* [The exercise]:
Sift the listing for lines that hold the string "Change" and pull them out.

* [Records]:
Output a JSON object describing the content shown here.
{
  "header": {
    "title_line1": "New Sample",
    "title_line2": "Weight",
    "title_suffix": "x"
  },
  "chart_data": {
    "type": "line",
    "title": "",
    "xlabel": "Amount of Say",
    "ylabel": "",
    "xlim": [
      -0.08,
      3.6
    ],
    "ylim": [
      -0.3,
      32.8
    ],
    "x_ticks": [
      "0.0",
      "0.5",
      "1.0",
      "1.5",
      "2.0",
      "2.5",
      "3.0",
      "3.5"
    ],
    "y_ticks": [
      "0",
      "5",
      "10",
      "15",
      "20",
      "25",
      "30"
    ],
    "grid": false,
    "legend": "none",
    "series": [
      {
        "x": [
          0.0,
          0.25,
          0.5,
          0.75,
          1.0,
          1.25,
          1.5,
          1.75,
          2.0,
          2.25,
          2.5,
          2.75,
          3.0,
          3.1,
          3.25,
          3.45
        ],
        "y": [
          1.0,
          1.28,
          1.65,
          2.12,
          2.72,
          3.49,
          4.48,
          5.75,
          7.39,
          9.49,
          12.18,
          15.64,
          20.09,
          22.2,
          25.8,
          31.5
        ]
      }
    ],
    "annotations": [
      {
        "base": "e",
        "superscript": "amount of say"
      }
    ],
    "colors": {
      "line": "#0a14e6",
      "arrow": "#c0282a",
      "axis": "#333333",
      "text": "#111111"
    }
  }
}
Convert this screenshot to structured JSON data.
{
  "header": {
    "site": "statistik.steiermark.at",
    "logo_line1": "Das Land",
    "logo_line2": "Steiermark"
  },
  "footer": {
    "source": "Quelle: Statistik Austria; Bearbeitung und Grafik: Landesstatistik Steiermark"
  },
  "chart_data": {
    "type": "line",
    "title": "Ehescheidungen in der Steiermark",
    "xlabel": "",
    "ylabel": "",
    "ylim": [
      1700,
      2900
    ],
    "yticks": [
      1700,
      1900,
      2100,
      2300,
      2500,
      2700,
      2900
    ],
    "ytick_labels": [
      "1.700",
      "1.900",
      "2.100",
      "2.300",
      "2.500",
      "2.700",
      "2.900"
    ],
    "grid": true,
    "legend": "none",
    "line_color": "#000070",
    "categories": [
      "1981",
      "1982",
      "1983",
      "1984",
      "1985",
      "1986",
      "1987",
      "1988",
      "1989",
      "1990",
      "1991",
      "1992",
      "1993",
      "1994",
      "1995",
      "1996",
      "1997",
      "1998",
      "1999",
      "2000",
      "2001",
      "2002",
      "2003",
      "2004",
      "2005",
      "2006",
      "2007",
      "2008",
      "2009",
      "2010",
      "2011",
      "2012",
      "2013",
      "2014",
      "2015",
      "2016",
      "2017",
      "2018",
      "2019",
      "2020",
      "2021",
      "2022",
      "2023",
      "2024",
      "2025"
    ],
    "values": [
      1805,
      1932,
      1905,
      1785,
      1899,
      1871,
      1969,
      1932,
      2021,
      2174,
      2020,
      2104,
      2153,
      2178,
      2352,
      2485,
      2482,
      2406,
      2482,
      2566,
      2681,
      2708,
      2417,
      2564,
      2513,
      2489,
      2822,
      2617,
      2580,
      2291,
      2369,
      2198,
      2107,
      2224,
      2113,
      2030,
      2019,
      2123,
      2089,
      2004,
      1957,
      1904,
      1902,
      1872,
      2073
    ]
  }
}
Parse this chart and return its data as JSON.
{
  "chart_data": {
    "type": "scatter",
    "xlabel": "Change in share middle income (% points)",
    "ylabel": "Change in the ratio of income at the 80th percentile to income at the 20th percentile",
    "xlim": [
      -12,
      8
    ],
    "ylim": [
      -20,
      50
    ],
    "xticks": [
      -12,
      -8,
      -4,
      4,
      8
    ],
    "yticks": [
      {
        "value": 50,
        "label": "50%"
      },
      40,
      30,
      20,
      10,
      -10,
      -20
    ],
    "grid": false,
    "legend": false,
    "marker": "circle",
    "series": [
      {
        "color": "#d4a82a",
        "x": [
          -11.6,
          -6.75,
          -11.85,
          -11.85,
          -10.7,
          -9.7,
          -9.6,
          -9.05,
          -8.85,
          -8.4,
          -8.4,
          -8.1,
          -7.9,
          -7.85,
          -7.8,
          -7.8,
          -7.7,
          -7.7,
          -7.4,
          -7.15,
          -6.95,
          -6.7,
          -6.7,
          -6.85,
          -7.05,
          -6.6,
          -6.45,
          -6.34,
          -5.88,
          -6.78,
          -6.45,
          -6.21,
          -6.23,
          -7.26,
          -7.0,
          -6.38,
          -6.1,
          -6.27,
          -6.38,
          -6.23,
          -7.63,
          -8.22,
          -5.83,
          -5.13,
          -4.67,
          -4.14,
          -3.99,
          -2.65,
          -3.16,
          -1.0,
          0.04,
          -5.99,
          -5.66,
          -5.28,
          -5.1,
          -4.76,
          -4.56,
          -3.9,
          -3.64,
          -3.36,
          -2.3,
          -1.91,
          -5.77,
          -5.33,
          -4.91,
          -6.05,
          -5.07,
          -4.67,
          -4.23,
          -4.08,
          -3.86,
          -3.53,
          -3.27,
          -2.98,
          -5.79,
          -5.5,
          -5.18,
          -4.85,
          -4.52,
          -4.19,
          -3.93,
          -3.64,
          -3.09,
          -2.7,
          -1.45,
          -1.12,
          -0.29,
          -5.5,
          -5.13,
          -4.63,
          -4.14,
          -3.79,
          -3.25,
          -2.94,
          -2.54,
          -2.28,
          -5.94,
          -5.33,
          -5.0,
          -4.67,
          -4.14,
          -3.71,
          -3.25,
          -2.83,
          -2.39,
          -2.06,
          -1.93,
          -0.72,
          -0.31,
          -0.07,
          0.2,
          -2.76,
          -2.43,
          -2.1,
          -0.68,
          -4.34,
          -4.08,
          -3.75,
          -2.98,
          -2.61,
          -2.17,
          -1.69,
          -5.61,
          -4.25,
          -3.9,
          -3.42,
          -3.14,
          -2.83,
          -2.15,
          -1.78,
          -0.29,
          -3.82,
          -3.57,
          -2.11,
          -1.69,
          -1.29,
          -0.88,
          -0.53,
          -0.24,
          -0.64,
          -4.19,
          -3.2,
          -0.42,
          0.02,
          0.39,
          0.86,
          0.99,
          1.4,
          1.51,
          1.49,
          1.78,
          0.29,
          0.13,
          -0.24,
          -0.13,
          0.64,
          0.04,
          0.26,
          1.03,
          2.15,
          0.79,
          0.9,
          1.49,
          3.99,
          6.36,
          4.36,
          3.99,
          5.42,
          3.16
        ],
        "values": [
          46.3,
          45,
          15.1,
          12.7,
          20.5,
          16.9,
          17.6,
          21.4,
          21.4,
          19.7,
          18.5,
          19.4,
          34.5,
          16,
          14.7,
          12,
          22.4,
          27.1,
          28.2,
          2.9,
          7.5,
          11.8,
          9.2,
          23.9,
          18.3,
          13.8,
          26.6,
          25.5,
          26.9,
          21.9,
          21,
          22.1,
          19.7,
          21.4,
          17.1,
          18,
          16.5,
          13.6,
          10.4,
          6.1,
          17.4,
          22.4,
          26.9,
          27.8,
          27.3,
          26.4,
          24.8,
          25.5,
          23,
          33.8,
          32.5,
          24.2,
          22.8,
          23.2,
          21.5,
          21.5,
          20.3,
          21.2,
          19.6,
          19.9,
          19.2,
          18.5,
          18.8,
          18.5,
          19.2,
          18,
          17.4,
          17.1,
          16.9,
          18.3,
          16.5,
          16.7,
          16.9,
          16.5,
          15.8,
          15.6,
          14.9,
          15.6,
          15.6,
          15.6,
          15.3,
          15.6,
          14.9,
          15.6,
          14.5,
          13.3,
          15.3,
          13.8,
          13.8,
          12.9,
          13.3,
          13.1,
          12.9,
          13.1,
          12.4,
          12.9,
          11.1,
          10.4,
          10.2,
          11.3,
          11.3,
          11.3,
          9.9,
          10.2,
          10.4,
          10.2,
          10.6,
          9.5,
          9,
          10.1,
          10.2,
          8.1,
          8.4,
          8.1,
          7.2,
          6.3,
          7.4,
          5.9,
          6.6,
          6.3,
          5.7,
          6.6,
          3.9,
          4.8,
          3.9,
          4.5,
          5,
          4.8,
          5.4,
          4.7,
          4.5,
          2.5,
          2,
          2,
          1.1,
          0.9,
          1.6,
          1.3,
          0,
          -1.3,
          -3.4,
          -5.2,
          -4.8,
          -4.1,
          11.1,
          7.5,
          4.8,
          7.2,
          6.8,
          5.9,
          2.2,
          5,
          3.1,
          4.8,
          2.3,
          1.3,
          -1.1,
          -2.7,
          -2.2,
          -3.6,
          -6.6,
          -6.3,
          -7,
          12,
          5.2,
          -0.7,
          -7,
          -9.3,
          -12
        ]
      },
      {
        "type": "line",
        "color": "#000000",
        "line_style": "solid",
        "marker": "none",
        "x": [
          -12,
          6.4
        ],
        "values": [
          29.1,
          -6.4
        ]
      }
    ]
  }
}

* [Problem solution]:
    "xlabel": "Change in share middle income (% points)",
    "ylabel": "Change in the ratio of income at the 80th percentile to income at the 20th percentile",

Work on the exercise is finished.